_WHAT THE TASK REQUIRES:_
Please print all of the material below, word for word.

####################

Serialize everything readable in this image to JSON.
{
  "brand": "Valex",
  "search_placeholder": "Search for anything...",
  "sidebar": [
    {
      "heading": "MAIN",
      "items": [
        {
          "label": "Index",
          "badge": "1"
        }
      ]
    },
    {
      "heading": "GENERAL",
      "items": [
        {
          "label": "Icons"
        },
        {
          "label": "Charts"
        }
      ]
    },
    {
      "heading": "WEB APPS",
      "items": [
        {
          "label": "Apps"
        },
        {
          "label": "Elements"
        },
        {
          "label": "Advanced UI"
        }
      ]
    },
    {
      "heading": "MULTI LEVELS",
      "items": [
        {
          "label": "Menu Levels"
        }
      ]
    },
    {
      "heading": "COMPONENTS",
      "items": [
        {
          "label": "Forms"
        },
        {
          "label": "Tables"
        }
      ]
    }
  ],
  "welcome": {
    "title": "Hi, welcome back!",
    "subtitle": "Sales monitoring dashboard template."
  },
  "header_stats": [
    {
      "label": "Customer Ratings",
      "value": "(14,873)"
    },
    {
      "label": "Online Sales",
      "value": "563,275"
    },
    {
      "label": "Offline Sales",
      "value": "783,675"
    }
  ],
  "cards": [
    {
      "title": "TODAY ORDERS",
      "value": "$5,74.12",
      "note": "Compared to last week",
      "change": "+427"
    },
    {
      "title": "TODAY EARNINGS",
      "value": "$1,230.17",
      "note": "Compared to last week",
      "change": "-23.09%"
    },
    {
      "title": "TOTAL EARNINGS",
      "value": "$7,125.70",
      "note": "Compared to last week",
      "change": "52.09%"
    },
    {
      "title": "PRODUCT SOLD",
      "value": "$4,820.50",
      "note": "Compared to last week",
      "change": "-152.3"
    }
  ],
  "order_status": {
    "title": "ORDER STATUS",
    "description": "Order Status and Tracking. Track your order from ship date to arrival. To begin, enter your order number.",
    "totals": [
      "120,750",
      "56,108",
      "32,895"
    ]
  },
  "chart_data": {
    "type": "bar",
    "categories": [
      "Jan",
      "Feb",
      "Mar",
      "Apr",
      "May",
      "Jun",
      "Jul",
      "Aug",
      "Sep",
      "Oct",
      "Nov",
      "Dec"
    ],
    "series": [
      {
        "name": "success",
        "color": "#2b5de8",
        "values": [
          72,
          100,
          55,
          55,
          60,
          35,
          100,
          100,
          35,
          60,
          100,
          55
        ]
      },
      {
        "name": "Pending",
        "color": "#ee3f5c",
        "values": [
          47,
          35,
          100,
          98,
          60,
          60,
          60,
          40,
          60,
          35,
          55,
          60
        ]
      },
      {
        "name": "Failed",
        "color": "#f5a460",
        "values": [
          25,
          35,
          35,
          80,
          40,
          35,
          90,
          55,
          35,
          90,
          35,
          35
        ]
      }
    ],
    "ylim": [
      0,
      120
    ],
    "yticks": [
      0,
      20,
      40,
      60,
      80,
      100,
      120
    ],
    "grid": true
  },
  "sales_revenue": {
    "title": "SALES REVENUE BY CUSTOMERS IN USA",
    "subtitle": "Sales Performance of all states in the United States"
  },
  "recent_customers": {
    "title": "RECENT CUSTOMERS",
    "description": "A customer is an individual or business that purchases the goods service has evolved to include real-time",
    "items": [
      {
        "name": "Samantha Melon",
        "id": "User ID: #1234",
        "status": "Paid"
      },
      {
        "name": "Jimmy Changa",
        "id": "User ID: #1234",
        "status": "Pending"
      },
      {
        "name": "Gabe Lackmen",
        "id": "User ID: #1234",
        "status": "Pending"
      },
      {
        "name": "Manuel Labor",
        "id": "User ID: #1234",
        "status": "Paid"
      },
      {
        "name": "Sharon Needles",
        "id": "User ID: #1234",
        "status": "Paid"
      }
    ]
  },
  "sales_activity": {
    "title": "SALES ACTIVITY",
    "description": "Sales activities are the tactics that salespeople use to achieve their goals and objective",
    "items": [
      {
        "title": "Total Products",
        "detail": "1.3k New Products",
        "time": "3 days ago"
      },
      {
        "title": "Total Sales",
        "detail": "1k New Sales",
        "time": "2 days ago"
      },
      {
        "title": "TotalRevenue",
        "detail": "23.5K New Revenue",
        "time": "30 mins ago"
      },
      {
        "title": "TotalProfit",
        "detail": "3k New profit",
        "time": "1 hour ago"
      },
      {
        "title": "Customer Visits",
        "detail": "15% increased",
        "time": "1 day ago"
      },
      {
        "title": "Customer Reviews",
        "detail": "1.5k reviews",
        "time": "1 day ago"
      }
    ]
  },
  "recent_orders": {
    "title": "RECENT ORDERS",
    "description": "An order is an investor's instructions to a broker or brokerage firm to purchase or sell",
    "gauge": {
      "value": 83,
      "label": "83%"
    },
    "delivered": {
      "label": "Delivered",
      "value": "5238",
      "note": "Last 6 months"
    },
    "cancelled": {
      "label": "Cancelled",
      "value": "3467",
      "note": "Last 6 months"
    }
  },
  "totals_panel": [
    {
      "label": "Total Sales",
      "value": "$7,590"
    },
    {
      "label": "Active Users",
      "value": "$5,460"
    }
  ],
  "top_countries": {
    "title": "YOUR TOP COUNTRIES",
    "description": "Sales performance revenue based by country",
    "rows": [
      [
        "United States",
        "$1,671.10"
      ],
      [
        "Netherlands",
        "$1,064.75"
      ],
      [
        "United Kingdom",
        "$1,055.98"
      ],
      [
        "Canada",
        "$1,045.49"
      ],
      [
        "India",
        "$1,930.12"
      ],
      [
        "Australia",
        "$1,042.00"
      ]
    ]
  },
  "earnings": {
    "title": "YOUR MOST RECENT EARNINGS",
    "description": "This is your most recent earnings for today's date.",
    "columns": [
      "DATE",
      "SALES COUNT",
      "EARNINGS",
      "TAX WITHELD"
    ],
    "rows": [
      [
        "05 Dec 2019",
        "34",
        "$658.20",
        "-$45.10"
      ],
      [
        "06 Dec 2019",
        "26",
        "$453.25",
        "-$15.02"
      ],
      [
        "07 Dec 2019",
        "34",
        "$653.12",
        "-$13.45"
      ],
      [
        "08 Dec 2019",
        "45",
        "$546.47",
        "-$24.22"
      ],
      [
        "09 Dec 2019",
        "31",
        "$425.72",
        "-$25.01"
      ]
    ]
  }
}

####################

_RIGHT ANSWER:_
Serialize everything readable in this image to JSON.
{
  "brand": "Valex",
  "search_placeholder": "Search for anything...",
  "sidebar": [
    {
      "heading": "MAIN",
      "items": [
        {
          "label": "Index",
          "badge": "1"
        }
      ]
    },
    {
      "heading": "GENERAL",
      "items": [
        {
          "label": "Icons"
        },
        {
          "label": "Charts"
        }
      ]
    },
    {
      "heading": "WEB APPS",
      "items": [
        {
          "label": "Apps"
        },
        {
          "label": "Elements"
        },
        {
          "label": "Advanced UI"
        }
      ]
    },
    {
      "heading": "MULTI LEVELS",
      "items": [
        {
          "label": "Menu Levels"
        }
      ]
    },
    {
      "heading": "COMPONENTS",
      "items": [
        {
          "label": "Forms"
        },
        {
          "label": "Tables"
        }
      ]
    }
  ],
  "welcome": {
    "title": "Hi, welcome back!",
    "subtitle": "Sales monitoring dashboard template."
  },
  "header_stats": [
    {
      "label": "Customer Ratings",
      "value": "(14,873)"
    },
    {
      "label": "Online Sales",
      "value": "563,275"
    },
    {
      "label": "Offline Sales",
      "value": "783,675"
    }
  ],
  "cards": [
    {
      "title": "TODAY ORDERS",
      "value": "$5,74.12",
      "note": "Compared to last week",
      "change": "+427"
    },
    {
      "title": "TODAY EARNINGS",
      "value": "$1,230.17",
      "note": "Compared to last week",
      "change": "-23.09%"
    },
    {
      "title": "TOTAL EARNINGS",
      "value": "$7,125.70",
      "note": "Compared to last week",
      "change": "52.09%"
    },
    {
      "title": "PRODUCT SOLD",
      "value": "$4,820.50",
      "note": "Compared to last week",
      "change": "-152.3"
    }
  ],
  "order_status": {
    "title": "ORDER STATUS",
    "description": "Order Status and Tracking. Track your order from ship date to arrival. To begin, enter your order number.",
    "totals": [
      "120,750",
      "56,108",
      "32,895"
    ]
  },
  "chart_data": {
    "type": "bar",
    "categories": [
      "Jan",
      "Feb",
      "Mar",
      "Apr",
      "May",
      "Jun",
      "Jul",
      "Aug",
      "Sep",
      "Oct",
      "Nov",
      "Dec"
    ],
    "series": [
      {
        "name": "success",
        "color": "#2b5de8",
        "values": [
          72,
          100,
          55,
          55,
          60,
          35,
          100,
          100,
          35,
          60,
          100,
          55
        ]
      },
      {
        "name": "Pending",
        "color": "#ee3f5c",
        "values": [
          47,
          35,
          100,
          98,
          60,
          60,
          60,
          40,
          60,
          35,
          55,
          60
        ]
      },
      {
        "name": "Failed",
        "color": "#f5a460",
        "values": [
          25,
          35,
          35,
          80,
          40,
          35,
          90,
          55,
          35,
          90,
          35,
          35
        ]
      }
    ],
    "ylim": [
      0,
      120
    ],
    "yticks": [
      0,
      20,
      40,
      60,
      80,
      100,
      120
    ],
    "grid": true
  },
  "sales_revenue": {
    "title": "SALES REVENUE BY CUSTOMERS IN USA",
    "subtitle": "Sales Performance of all states in the United States"
  },
  "recent_customers": {
    "title": "RECENT CUSTOMERS",
    "description": "A customer is an individual or business that purchases the goods service has evolved to include real-time",
    "items": [
      {
        "name": "Samantha Melon",
        "id": "User ID: #1234",
        "status": "Paid"
      },
      {
        "name": "Jimmy Changa",
        "id": "User ID: #1234",
        "status": "Pending"
      },
      {
        "name": "Gabe Lackmen",
        "id": "User ID: #1234",
        "status": "Pending"
      },
      {
        "name": "Manuel Labor",
        "id": "User ID: #1234",
        "status": "Paid"
      },
      {
        "name": "Sharon Needles",
        "id": "User ID: #1234",
        "status": "Paid"
      }
    ]
  },
  "sales_activity": {
    "title": "SALES ACTIVITY",
    "description": "Sales activities are the tactics that salespeople use to achieve their goals and objective",
    "items": [
      {
        "title": "Total Products",
        "detail": "1.3k New Products",
        "time": "3 days ago"
      },
      {
        "title": "Total Sales",
        "detail": "1k New Sales",
        "time": "2 days ago"
      },
      {
        "title": "TotalRevenue",
        "detail": "23.5K New Revenue",
        "time": "30 mins ago"
      },
      {
        "title": "TotalProfit",
        "detail": "3k New profit",
        "time": "1 hour ago"
      },
      {
        "title": "Customer Visits",
        "detail": "15% increased",
        "time": "1 day ago"
      },
      {
        "title": "Customer Reviews",
        "detail": "1.5k reviews",
        "time": "1 day ago"
      }
    ]
  },
  "recent_orders": {
    "title": "RECENT ORDERS",
    "description": "An order is an investor's instructions to a broker or brokerage firm to purchase or sell",
    "gauge": {
      "value": 83,
      "label": "83%"
    },
    "delivered": {
      "label": "Delivered",
      "value": "5238",
      "note": "Last 6 months"
    },
    "cancelled": {
      "label": "Cancelled",
      "value": "3467",
      "note": "Last 6 months"
    }
  },
  "totals_panel": [
    {
      "label": "Total Sales",
      "value": "$7,590"
    },
    {
      "label": "Active Users",
      "value": "$5,460"
    }
  ],
  "top_countries": {
    "title": "YOUR TOP COUNTRIES",
    "description": "Sales performance revenue based by country",
    "rows": [
      [
        "United States",
        "$1,671.10"
      ],
      [
        "Netherlands",
        "$1,064.75"
      ],
      [
        "United Kingdom",
        "$1,055.98"
      ],
      [
        "Canada",
        "$1,045.49"
      ],
      [
        "India",
        "$1,930.12"
      ],
      [
        "Australia",
        "$1,042.00"
      ]
    ]
  },
  "earnings": {
    "title": "YOUR MOST RECENT EARNINGS",
    "description": "This is your most recent earnings for today's date.",
    "columns": [
      "DATE",
      "SALES COUNT",
      "EARNINGS",
      "TAX WITHELD"
    ],
    "rows": [
      [
        "05 Dec 2019",
        "34",
        "$658.20",
        "-$45.10"
      ],
      [
        "06 Dec 2019",
        "26",
        "$453.25",
        "-$15.02"
      ],
      [
        "07 Dec 2019",
        "34",
        "$653.12",
        "-$13.45"
      ],
      [
        "08 Dec 2019",
        "45",
        "$546.47",
        "-$24.22"
      ],
      [
        "09 Dec 2019",
        "31",
        "$425.72",
        "-$25.01"
      ]
    ]
  }
}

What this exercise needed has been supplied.